Exercise aim -> All lines in which the word "would" occurs are to be extracted.

Dataset entries:

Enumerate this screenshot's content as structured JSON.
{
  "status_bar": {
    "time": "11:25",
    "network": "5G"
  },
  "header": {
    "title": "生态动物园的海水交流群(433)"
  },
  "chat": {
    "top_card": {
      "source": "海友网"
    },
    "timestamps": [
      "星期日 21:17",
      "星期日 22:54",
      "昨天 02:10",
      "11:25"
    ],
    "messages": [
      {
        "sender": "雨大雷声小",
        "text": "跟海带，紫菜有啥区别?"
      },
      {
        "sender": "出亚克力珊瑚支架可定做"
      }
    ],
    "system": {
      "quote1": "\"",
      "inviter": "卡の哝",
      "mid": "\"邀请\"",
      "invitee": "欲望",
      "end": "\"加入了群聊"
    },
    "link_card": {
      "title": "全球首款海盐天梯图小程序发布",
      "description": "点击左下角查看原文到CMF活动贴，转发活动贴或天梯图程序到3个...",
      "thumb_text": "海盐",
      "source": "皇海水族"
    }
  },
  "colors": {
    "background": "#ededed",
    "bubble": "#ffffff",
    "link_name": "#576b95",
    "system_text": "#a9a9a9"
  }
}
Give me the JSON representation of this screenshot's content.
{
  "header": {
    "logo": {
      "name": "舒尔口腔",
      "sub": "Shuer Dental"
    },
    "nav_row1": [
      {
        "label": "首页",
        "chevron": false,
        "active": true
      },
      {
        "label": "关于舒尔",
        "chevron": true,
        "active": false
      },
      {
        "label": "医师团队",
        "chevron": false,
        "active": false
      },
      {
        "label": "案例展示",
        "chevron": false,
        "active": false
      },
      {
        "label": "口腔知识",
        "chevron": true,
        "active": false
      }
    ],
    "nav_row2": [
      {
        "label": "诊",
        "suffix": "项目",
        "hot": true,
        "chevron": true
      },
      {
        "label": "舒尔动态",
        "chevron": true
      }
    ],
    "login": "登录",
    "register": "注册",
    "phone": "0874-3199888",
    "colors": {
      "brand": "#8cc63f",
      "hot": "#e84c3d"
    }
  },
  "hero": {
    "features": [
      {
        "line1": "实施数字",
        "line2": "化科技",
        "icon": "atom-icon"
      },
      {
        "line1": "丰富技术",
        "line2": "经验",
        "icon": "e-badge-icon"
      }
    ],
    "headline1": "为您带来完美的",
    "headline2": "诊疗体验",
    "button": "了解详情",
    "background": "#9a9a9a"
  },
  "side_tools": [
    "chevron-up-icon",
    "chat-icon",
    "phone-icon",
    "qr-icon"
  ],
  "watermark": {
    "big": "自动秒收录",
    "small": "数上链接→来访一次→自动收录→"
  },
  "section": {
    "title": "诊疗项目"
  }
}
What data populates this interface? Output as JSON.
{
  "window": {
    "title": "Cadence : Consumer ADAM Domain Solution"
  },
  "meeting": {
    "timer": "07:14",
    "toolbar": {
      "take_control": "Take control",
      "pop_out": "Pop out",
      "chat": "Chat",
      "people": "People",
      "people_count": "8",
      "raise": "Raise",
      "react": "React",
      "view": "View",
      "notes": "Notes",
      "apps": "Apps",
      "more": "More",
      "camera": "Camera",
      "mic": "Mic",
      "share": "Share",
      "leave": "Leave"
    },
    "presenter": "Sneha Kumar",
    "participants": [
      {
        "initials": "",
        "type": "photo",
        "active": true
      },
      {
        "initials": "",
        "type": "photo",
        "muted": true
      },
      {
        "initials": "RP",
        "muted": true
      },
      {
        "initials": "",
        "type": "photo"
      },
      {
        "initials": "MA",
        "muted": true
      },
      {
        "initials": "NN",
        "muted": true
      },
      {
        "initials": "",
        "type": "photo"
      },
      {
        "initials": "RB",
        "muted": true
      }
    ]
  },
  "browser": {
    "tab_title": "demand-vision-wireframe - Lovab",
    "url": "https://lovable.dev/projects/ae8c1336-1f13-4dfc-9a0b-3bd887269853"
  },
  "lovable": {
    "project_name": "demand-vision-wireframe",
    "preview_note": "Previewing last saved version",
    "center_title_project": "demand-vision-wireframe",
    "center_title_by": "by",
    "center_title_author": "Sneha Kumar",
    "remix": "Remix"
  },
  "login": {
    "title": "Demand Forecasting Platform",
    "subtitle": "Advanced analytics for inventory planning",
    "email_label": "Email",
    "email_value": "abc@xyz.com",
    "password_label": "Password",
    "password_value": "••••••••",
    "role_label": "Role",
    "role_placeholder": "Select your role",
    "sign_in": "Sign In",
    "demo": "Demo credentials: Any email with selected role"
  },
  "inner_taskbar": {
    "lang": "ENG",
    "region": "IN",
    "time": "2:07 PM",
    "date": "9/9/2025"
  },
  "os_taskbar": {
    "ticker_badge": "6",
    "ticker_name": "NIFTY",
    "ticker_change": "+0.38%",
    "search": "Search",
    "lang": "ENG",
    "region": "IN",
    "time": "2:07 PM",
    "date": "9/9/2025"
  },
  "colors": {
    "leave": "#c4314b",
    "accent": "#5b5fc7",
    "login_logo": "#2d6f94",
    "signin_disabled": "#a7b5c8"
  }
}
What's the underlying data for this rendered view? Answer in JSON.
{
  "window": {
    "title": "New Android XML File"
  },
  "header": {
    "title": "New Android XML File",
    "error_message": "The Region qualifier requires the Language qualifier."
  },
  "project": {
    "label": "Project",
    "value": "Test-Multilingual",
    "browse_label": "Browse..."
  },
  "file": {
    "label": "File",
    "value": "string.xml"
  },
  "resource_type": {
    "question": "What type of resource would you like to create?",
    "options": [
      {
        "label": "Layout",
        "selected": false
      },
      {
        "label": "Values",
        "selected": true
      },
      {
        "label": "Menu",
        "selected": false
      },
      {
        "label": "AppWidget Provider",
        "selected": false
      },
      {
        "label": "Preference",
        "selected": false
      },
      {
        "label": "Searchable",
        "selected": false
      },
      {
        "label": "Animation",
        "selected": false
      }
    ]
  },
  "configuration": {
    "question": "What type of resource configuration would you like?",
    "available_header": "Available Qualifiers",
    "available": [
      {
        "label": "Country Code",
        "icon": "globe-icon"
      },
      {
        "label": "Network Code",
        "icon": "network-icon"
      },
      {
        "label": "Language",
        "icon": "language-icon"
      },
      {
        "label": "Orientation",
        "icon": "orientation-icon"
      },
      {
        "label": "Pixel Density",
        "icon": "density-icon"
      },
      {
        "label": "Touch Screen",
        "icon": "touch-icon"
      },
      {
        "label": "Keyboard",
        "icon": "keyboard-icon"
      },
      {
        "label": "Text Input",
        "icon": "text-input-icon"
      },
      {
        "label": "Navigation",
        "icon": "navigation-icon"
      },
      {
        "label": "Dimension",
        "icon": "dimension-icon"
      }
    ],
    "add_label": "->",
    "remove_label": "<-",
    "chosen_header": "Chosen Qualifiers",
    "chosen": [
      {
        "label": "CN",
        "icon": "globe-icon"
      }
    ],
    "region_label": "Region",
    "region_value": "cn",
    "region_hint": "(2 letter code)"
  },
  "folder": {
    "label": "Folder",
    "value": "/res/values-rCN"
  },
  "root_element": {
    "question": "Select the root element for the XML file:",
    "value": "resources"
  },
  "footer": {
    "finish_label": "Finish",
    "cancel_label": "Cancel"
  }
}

Response below ->
    "question": "What type of resource would you like to create?",
    "question": "What type of resource configuration would you like?",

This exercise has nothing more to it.